(Problem to solve)
The entire listing is to be repeated verbatim.

Entries with figure data:

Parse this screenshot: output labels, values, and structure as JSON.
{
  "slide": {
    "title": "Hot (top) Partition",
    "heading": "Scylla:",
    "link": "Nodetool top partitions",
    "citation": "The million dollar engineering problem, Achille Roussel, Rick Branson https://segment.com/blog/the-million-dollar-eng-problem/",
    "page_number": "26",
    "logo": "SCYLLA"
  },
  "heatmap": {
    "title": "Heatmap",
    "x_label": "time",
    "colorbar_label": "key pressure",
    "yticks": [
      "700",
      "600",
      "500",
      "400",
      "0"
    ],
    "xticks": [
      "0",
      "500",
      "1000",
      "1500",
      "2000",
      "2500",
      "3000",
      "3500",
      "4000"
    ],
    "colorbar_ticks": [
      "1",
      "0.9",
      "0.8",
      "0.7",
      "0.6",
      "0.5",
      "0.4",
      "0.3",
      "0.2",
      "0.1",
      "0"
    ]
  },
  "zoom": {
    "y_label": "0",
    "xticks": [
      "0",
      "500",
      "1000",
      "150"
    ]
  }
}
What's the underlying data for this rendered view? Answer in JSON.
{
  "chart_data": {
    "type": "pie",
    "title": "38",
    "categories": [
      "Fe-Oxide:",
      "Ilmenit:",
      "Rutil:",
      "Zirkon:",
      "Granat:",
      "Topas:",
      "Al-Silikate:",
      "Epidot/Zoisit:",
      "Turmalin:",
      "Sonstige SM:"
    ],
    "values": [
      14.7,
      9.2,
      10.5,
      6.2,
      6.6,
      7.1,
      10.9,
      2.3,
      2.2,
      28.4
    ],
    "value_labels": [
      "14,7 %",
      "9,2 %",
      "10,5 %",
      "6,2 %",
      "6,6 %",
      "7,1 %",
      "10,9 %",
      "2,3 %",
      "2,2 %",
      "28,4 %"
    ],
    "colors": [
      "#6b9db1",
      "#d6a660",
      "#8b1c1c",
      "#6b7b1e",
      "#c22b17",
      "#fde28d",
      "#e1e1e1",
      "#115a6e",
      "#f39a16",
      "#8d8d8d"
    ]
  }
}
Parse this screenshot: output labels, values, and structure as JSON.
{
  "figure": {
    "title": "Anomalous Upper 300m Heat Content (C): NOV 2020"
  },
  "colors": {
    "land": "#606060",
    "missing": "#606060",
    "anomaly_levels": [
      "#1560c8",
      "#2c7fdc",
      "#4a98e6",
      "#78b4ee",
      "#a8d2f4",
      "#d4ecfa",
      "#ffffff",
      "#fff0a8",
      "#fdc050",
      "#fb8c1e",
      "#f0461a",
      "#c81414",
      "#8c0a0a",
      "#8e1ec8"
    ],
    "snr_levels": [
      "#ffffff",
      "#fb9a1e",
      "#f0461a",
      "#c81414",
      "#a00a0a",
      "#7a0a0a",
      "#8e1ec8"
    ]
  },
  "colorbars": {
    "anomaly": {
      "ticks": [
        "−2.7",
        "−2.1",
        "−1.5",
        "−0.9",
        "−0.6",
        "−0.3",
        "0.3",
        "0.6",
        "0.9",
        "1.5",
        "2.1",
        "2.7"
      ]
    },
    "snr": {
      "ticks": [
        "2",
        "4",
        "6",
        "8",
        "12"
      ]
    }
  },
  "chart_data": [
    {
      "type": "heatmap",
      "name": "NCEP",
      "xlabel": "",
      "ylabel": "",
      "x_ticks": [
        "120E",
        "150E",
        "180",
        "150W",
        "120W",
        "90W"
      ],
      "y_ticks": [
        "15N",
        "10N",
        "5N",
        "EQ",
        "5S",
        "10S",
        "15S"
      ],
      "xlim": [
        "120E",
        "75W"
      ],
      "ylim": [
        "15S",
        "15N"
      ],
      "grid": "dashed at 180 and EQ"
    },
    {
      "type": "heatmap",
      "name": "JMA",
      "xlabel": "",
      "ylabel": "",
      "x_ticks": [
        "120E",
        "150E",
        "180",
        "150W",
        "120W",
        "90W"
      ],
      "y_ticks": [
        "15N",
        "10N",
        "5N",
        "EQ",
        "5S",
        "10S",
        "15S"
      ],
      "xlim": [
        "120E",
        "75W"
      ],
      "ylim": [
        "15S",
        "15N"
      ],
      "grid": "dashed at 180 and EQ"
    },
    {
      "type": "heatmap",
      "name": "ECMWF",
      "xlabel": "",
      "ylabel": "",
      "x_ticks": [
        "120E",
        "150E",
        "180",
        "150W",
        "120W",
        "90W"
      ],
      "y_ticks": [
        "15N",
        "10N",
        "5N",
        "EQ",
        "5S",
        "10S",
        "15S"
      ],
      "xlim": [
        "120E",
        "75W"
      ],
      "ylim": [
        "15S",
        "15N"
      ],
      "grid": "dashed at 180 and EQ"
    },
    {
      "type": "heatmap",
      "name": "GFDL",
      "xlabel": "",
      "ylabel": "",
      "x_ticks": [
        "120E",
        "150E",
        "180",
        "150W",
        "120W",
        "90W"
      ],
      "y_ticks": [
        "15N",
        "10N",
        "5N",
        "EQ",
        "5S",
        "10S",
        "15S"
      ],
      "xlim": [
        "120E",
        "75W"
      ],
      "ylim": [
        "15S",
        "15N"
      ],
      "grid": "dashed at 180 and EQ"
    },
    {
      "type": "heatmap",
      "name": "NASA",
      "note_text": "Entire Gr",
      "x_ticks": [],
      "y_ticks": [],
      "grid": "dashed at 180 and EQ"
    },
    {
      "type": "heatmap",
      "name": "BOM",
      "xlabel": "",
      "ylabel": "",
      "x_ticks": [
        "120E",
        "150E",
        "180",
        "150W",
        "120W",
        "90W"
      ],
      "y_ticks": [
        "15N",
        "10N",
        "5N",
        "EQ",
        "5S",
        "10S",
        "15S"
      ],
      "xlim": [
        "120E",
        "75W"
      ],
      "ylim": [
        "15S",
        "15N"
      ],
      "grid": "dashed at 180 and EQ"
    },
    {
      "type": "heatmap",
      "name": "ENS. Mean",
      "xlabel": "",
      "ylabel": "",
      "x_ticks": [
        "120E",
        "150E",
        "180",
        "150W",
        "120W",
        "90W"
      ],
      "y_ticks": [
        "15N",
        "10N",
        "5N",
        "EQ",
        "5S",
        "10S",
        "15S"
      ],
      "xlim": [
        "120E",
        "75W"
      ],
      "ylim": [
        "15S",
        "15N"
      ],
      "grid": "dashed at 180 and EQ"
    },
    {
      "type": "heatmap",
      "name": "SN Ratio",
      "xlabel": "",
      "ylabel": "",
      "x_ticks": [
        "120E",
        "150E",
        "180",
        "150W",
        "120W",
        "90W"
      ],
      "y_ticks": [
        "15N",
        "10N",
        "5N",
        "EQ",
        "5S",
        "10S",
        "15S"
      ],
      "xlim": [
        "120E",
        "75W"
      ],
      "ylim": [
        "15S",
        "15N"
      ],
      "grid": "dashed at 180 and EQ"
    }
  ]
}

(Expected answer)
Parse this screenshot: output labels, values, and structure as JSON.
{
  "slide": {
    "title": "Hot (top) Partition",
    "heading": "Scylla:",
    "link": "Nodetool top partitions",
    "citation": "The million dollar engineering problem, Achille Roussel, Rick Branson https://segment.com/blog/the-million-dollar-eng-problem/",
    "page_number": "26",
    "logo": "SCYLLA"
  },
  "heatmap": {
    "title": "Heatmap",
    "x_label": "time",
    "colorbar_label": "key pressure",
    "yticks": [
      "700",
      "600",
      "500",
      "400",
      "0"
    ],
    "xticks": [
      "0",
      "500",
      "1000",
      "1500",
      "2000",
      "2500",
      "3000",
      "3500",
      "4000"
    ],
    "colorbar_ticks": [
      "1",
      "0.9",
      "0.8",
      "0.7",
      "0.6",
      "0.5",
      "0.4",
      "0.3",
      "0.2",
      "0.1",
      "0"
    ]
  },
  "zoom": {
    "y_label": "0",
    "xticks": [
      "0",
      "500",
      "1000",
      "150"
    ]
  }
}
What's the underlying data for this rendered view? Answer in JSON.
{
  "chart_data": {
    "type": "pie",
    "title": "38",
    "categories": [
      "Fe-Oxide:",
      "Ilmenit:",
      "Rutil:",
      "Zirkon:",
      "Granat:",
      "Topas:",
      "Al-Silikate:",
      "Epidot/Zoisit:",
      "Turmalin:",
      "Sonstige SM:"
    ],
    "values": [
      14.7,
      9.2,
      10.5,
      6.2,
      6.6,
      7.1,
      10.9,
      2.3,
      2.2,
      28.4
    ],
    "value_labels": [
      "14,7 %",
      "9,2 %",
      "10,5 %",
      "6,2 %",
      "6,6 %",
      "7,1 %",
      "10,9 %",
      "2,3 %",
      "2,2 %",
      "28,4 %"
    ],
    "colors": [
      "#6b9db1",
      "#d6a660",
      "#8b1c1c",
      "#6b7b1e",
      "#c22b17",
      "#fde28d",
      "#e1e1e1",
      "#115a6e",
      "#f39a16",
      "#8d8d8d"
    ]
  }
}
Parse this screenshot: output labels, values, and structure as JSON.
{
  "figure": {
    "title": "Anomalous Upper 300m Heat Content (C): NOV 2020"
  },
  "colors": {
    "land": "#606060",
    "missing": "#606060",
    "anomaly_levels": [
      "#1560c8",
      "#2c7fdc",
      "#4a98e6",
      "#78b4ee",
      "#a8d2f4",
      "#d4ecfa",
      "#ffffff",
      "#fff0a8",
      "#fdc050",
      "#fb8c1e",
      "#f0461a",
      "#c81414",
      "#8c0a0a",
      "#8e1ec8"
    ],
    "snr_levels": [
      "#ffffff",
      "#fb9a1e",
      "#f0461a",
      "#c81414",
      "#a00a0a",
      "#7a0a0a",
      "#8e1ec8"
    ]
  },
  "colorbars": {
    "anomaly": {
      "ticks": [
        "−2.7",
        "−2.1",
        "−1.5",
        "−0.9",
        "−0.6",
        "−0.3",
        "0.3",
        "0.6",
        "0.9",
        "1.5",
        "2.1",
        "2.7"
      ]
    },
    "snr": {
      "ticks": [
        "2",
        "4",
        "6",
        "8",
        "12"
      ]
    }
  },
  "chart_data": [
    {
      "type": "heatmap",
      "name": "NCEP",
      "xlabel": "",
      "ylabel": "",
      "x_ticks": [
        "120E",
        "150E",
        "180",
        "150W",
        "120W",
        "90W"
      ],
      "y_ticks": [
        "15N",
        "10N",
        "5N",
        "EQ",
        "5S",
        "10S",
        "15S"
      ],
      "xlim": [
        "120E",
        "75W"
      ],
      "ylim": [
        "15S",
        "15N"
      ],
      "grid": "dashed at 180 and EQ"
    },
    {
      "type": "heatmap",
      "name": "JMA",
      "xlabel": "",
      "ylabel": "",
      "x_ticks": [
        "120E",
        "150E",
        "180",
        "150W",
        "120W",
        "90W"
      ],
      "y_ticks": [
        "15N",
        "10N",
        "5N",
        "EQ",
        "5S",
        "10S",
        "15S"
      ],
      "xlim": [
        "120E",
        "75W"
      ],
      "ylim": [
        "15S",
        "15N"
      ],
      "grid": "dashed at 180 and EQ"
    },
    {
      "type": "heatmap",
      "name": "ECMWF",
      "xlabel": "",
      "ylabel": "",
      "x_ticks": [
        "120E",
        "150E",
        "180",
        "150W",
        "120W",
        "90W"
      ],
      "y_ticks": [
        "15N",
        "10N",
        "5N",
        "EQ",
        "5S",
        "10S",
        "15S"
      ],
      "xlim": [
        "120E",
        "75W"
      ],
      "ylim": [
        "15S",
        "15N"
      ],
      "grid": "dashed at 180 and EQ"
    },
    {
      "type": "heatmap",
      "name": "GFDL",
      "xlabel": "",
      "ylabel": "",
      "x_ticks": [
        "120E",
        "150E",
        "180",
        "150W",
        "120W",
        "90W"
      ],
      "y_ticks": [
        "15N",
        "10N",
        "5N",
        "EQ",
        "5S",
        "10S",
        "15S"
      ],
      "xlim": [
        "120E",
        "75W"
      ],
      "ylim": [
        "15S",
        "15N"
      ],
      "grid": "dashed at 180 and EQ"
    },
    {
      "type": "heatmap",
      "name": "NASA",
      "note_text": "Entire Gr",
      "x_ticks": [],
      "y_ticks": [],
      "grid": "dashed at 180 and EQ"
    },
    {
      "type": "heatmap",
      "name": "BOM",
      "xlabel": "",
      "ylabel": "",
      "x_ticks": [
        "120E",
        "150E",
        "180",
        "150W",
        "120W",
        "90W"
      ],
      "y_ticks": [
        "15N",
        "10N",
        "5N",
        "EQ",
        "5S",
        "10S",
        "15S"
      ],
      "xlim": [
        "120E",
        "75W"
      ],
      "ylim": [
        "15S",
        "15N"
      ],
      "grid": "dashed at 180 and EQ"
    },
    {
      "type": "heatmap",
      "name": "ENS. Mean",
      "xlabel": "",
      "ylabel": "",
      "x_ticks": [
        "120E",
        "150E",
        "180",
        "150W",
        "120W",
        "90W"
      ],
      "y_ticks": [
        "15N",
        "10N",
        "5N",
        "EQ",
        "5S",
        "10S",
        "15S"
      ],
      "xlim": [
        "120E",
        "75W"
      ],
      "ylim": [
        "15S",
        "15N"
      ],
      "grid": "dashed at 180 and EQ"
    },
    {
      "type": "heatmap",
      "name": "SN Ratio",
      "xlabel": "",
      "ylabel": "",
      "x_ticks": [
        "120E",
        "150E",
        "180",
        "150W",
        "120W",
        "90W"
      ],
      "y_ticks": [
        "15N",
        "10N",
        "5N",
        "EQ",
        "5S",
        "10S",
        "15S"
      ],
      "xlim": [
        "120E",
        "75W"
      ],
      "ylim": [
        "15S",
        "15N"
      ],
      "grid": "dashed at 180 and EQ"
    }
  ]
}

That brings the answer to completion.